Can you transcribe every line exactly and leave the pictures behind?

Entries:
-.-.-
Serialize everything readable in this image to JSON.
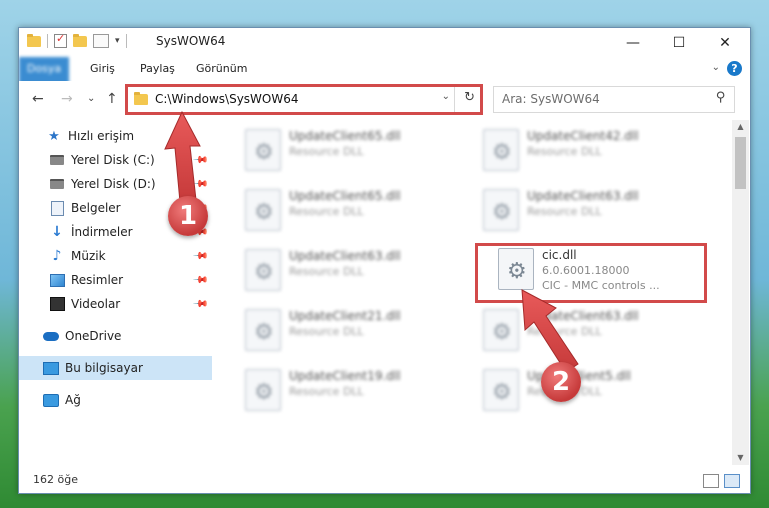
{
  "window": {
    "title": "SysWOW64",
    "minimize": "—",
    "maximize": "☐",
    "close": "✕"
  },
  "ribbon": {
    "tabs": [
      "Dosya",
      "Giriş",
      "Paylaş",
      "Görünüm"
    ],
    "expand": "⌄",
    "help": "?"
  },
  "nav": {
    "back": "←",
    "forward": "→",
    "recent": "⌄",
    "up": "↑",
    "address": "C:\\Windows\\SysWOW64",
    "address_dropdown": "⌄",
    "refresh": "↻",
    "search_placeholder": "Ara: SysWOW64",
    "search_icon": "⚲"
  },
  "sidebar": {
    "items": [
      {
        "label": "Hızlı erişim",
        "icon": "star-icon"
      },
      {
        "label": "Yerel Disk (C:)",
        "icon": "disk-icon"
      },
      {
        "label": "Yerel Disk (D:)",
        "icon": "disk-icon"
      },
      {
        "label": "Belgeler",
        "icon": "document-icon"
      },
      {
        "label": "İndirmeler",
        "icon": "download-icon"
      },
      {
        "label": "Müzik",
        "icon": "music-icon"
      },
      {
        "label": "Resimler",
        "icon": "pictures-icon"
      },
      {
        "label": "Videolar",
        "icon": "video-icon"
      },
      {
        "label": "OneDrive",
        "icon": "cloud-icon"
      },
      {
        "label": "Bu bilgisayar",
        "icon": "computer-icon"
      },
      {
        "label": "Ağ",
        "icon": "network-icon"
      }
    ],
    "pin": "📌"
  },
  "files": [
    {
      "name": "UpdateClient65.dll",
      "desc": "Resource DLL"
    },
    {
      "name": "UpdateClient42.dll",
      "desc": "Resource DLL"
    },
    {
      "name": "UpdateClient65.dll",
      "desc": "Resource DLL"
    },
    {
      "name": "UpdateClient63.dll",
      "desc": "Resource DLL"
    },
    {
      "name": "UpdateClient63.dll",
      "desc": "Resource DLL"
    },
    {
      "name": "cic.dll",
      "desc": "6.0.6001.18000",
      "desc2": "CIC - MMC controls ..."
    },
    {
      "name": "UpdateClient21.dll",
      "desc": "Resource DLL"
    },
    {
      "name": "UpdateClient63.dll",
      "desc": "Resource DLL"
    },
    {
      "name": "UpdateClient19.dll",
      "desc": "Resource DLL"
    },
    {
      "name": "UpdateClient5.dll",
      "desc": "Resource DLL"
    }
  ],
  "gear": "⚙",
  "scroll": {
    "up": "▲",
    "down": "▼"
  },
  "status": {
    "count": "162 öğe"
  },
  "callouts": [
    "1",
    "2"
  ],
  "colors": {
    "accent": "#1979ca",
    "highlight": "#d24a4a",
    "selection": "#cce4f7"
  }
}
-.-.-
Full solution:
Serialize everything readable in this image to JSON.
{
  "window": {
    "title": "SysWOW64",
    "minimize": "—",
    "maximize": "☐",
    "close": "✕"
  },
  "ribbon": {
    "tabs": [
      "Dosya",
      "Giriş",
      "Paylaş",
      "Görünüm"
    ],
    "expand": "⌄",
    "help": "?"
  },
  "nav": {
    "back": "←",
    "forward": "→",
    "recent": "⌄",
    "up": "↑",
    "address": "C:\\Windows\\SysWOW64",
    "address_dropdown": "⌄",
    "refresh": "↻",
    "search_placeholder": "Ara: SysWOW64",
    "search_icon": "⚲"
  },
  "sidebar": {
    "items": [
      {
        "label": "Hızlı erişim",
        "icon": "star-icon"
      },
      {
        "label": "Yerel Disk (C:)",
        "icon": "disk-icon"
      },
      {
        "label": "Yerel Disk (D:)",
        "icon": "disk-icon"
      },
      {
        "label": "Belgeler",
        "icon": "document-icon"
      },
      {
        "label": "İndirmeler",
        "icon": "download-icon"
      },
      {
        "label": "Müzik",
        "icon": "music-icon"
      },
      {
        "label": "Resimler",
        "icon": "pictures-icon"
      },
      {
        "label": "Videolar",
        "icon": "video-icon"
      },
      {
        "label": "OneDrive",
        "icon": "cloud-icon"
      },
      {
        "label": "Bu bilgisayar",
        "icon": "computer-icon"
      },
      {
        "label": "Ağ",
        "icon": "network-icon"
      }
    ],
    "pin": "📌"
  },
  "files": [
    {
      "name": "UpdateClient65.dll",
      "desc": "Resource DLL"
    },
    {
      "name": "UpdateClient42.dll",
      "desc": "Resource DLL"
    },
    {
      "name": "UpdateClient65.dll",
      "desc": "Resource DLL"
    },
    {
      "name": "UpdateClient63.dll",
      "desc": "Resource DLL"
    },
    {
      "name": "UpdateClient63.dll",
      "desc": "Resource DLL"
    },
    {
      "name": "cic.dll",
      "desc": "6.0.6001.18000",
      "desc2": "CIC - MMC controls ..."
    },
    {
      "name": "UpdateClient21.dll",
      "desc": "Resource DLL"
    },
    {
      "name": "UpdateClient63.dll",
      "desc": "Resource DLL"
    },
    {
      "name": "UpdateClient19.dll",
      "desc": "Resource DLL"
    },
    {
      "name": "UpdateClient5.dll",
      "desc": "Resource DLL"
    }
  ],
  "gear": "⚙",
  "scroll": {
    "up": "▲",
    "down": "▼"
  },
  "status": {
    "count": "162 öğe"
  },
  "callouts": [
    "1",
    "2"
  ],
  "colors": {
    "accent": "#1979ca",
    "highlight": "#d24a4a",
    "selection": "#cce4f7"
  }
}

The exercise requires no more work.